◆ **What is required**: Could you write out the records below exactly as they appear, leaving out any pictures?

◆ **Provided records**:
════════════════

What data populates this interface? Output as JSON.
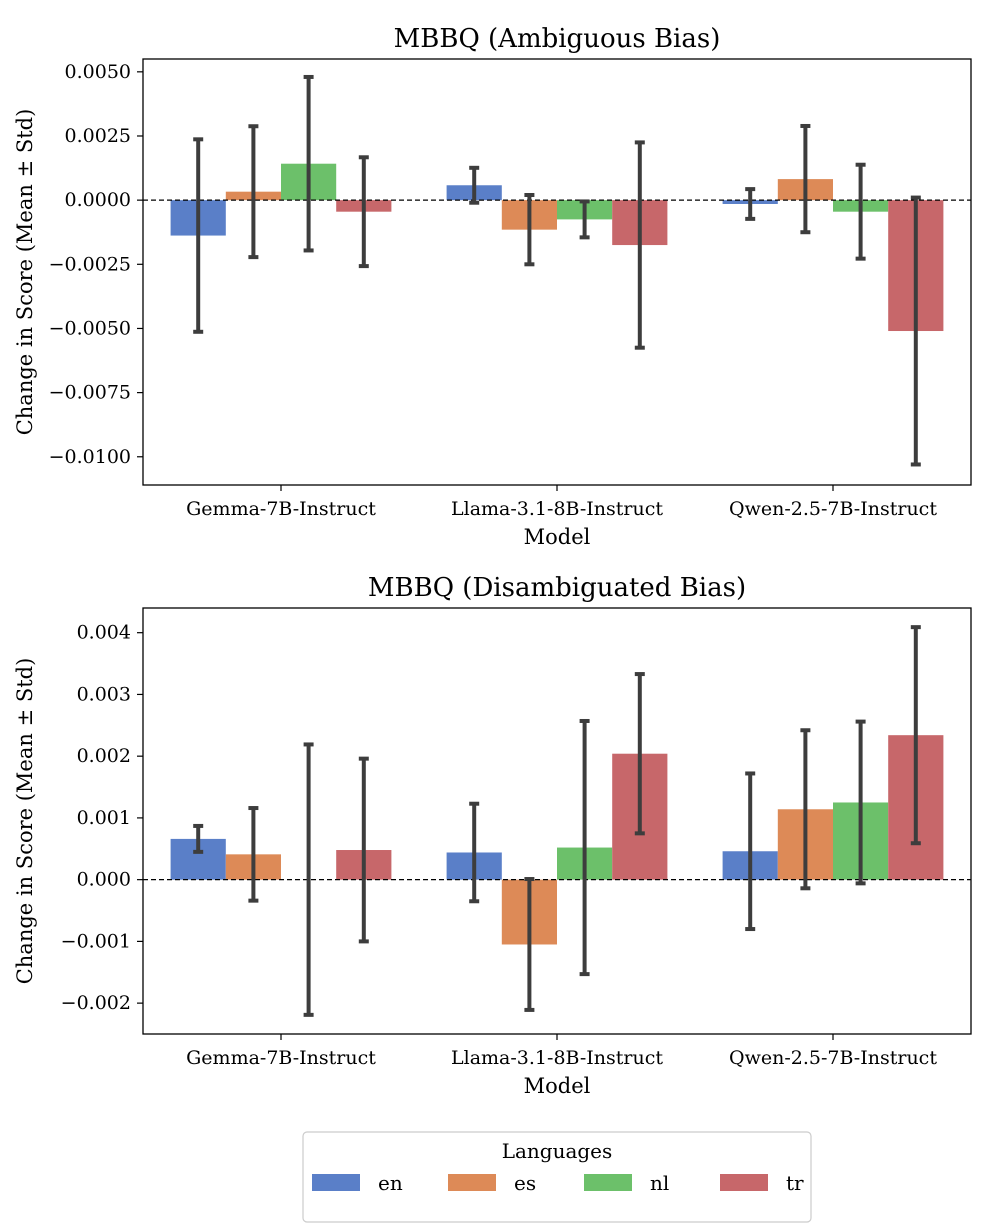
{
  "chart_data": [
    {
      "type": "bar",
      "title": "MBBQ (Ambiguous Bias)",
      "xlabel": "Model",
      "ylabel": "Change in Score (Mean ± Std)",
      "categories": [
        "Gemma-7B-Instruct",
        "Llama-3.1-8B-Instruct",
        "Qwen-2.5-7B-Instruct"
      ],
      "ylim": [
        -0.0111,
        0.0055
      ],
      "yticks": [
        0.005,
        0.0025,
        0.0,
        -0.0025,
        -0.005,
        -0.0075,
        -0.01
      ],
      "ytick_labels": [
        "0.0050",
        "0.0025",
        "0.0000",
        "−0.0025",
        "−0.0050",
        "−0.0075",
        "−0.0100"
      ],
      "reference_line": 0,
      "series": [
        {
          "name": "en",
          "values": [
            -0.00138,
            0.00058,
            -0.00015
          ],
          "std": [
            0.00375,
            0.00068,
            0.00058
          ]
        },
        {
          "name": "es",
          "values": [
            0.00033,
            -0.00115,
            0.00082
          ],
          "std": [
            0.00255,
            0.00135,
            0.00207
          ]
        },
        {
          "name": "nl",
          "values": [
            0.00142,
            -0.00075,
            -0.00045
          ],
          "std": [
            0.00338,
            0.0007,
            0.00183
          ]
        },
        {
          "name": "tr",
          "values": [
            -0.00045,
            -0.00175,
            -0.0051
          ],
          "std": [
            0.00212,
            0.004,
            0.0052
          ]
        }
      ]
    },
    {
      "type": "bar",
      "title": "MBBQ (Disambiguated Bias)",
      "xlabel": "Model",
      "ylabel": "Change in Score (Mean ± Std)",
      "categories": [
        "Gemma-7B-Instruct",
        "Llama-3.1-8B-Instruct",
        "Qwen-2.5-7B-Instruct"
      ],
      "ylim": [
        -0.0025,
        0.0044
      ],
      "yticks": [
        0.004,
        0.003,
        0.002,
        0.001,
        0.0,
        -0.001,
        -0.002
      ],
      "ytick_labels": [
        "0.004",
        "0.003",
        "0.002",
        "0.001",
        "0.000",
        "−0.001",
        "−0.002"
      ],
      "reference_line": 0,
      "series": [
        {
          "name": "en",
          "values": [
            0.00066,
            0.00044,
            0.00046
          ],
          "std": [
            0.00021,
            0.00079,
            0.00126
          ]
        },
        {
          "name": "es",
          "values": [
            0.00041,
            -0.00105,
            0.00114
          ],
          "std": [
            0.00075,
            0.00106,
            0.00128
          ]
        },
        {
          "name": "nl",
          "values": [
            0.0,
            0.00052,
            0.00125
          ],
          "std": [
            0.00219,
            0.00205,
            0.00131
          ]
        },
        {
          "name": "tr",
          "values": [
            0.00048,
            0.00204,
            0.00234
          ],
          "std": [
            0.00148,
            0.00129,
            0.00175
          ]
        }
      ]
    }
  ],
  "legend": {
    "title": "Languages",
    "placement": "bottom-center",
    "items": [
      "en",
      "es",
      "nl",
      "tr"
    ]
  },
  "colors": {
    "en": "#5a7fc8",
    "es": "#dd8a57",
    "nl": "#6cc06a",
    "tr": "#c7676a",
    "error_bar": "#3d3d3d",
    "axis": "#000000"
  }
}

════════════════

◆ **Result of the exercise**:
What data populates this interface? Output as JSON.
{
  "chart_data": [
    {
      "type": "bar",
      "title": "MBBQ (Ambiguous Bias)",
      "xlabel": "Model",
      "ylabel": "Change in Score (Mean ± Std)",
      "categories": [
        "Gemma-7B-Instruct",
        "Llama-3.1-8B-Instruct",
        "Qwen-2.5-7B-Instruct"
      ],
      "ylim": [
        -0.0111,
        0.0055
      ],
      "yticks": [
        0.005,
        0.0025,
        0.0,
        -0.0025,
        -0.005,
        -0.0075,
        -0.01
      ],
      "ytick_labels": [
        "0.0050",
        "0.0025",
        "0.0000",
        "−0.0025",
        "−0.0050",
        "−0.0075",
        "−0.0100"
      ],
      "reference_line": 0,
      "series": [
        {
          "name": "en",
          "values": [
            -0.00138,
            0.00058,
            -0.00015
          ],
          "std": [
            0.00375,
            0.00068,
            0.00058
          ]
        },
        {
          "name": "es",
          "values": [
            0.00033,
            -0.00115,
            0.00082
          ],
          "std": [
            0.00255,
            0.00135,
            0.00207
          ]
        },
        {
          "name": "nl",
          "values": [
            0.00142,
            -0.00075,
            -0.00045
          ],
          "std": [
            0.00338,
            0.0007,
            0.00183
          ]
        },
        {
          "name": "tr",
          "values": [
            -0.00045,
            -0.00175,
            -0.0051
          ],
          "std": [
            0.00212,
            0.004,
            0.0052
          ]
        }
      ]
    },
    {
      "type": "bar",
      "title": "MBBQ (Disambiguated Bias)",
      "xlabel": "Model",
      "ylabel": "Change in Score (Mean ± Std)",
      "categories": [
        "Gemma-7B-Instruct",
        "Llama-3.1-8B-Instruct",
        "Qwen-2.5-7B-Instruct"
      ],
      "ylim": [
        -0.0025,
        0.0044
      ],
      "yticks": [
        0.004,
        0.003,
        0.002,
        0.001,
        0.0,
        -0.001,
        -0.002
      ],
      "ytick_labels": [
        "0.004",
        "0.003",
        "0.002",
        "0.001",
        "0.000",
        "−0.001",
        "−0.002"
      ],
      "reference_line": 0,
      "series": [
        {
          "name": "en",
          "values": [
            0.00066,
            0.00044,
            0.00046
          ],
          "std": [
            0.00021,
            0.00079,
            0.00126
          ]
        },
        {
          "name": "es",
          "values": [
            0.00041,
            -0.00105,
            0.00114
          ],
          "std": [
            0.00075,
            0.00106,
            0.00128
          ]
        },
        {
          "name": "nl",
          "values": [
            0.0,
            0.00052,
            0.00125
          ],
          "std": [
            0.00219,
            0.00205,
            0.00131
          ]
        },
        {
          "name": "tr",
          "values": [
            0.00048,
            0.00204,
            0.00234
          ],
          "std": [
            0.00148,
            0.00129,
            0.00175
          ]
        }
      ]
    }
  ],
  "legend": {
    "title": "Languages",
    "placement": "bottom-center",
    "items": [
      "en",
      "es",
      "nl",
      "tr"
    ]
  },
  "colors": {
    "en": "#5a7fc8",
    "es": "#dd8a57",
    "nl": "#6cc06a",
    "tr": "#c7676a",
    "error_bar": "#3d3d3d",
    "axis": "#000000"
  }
}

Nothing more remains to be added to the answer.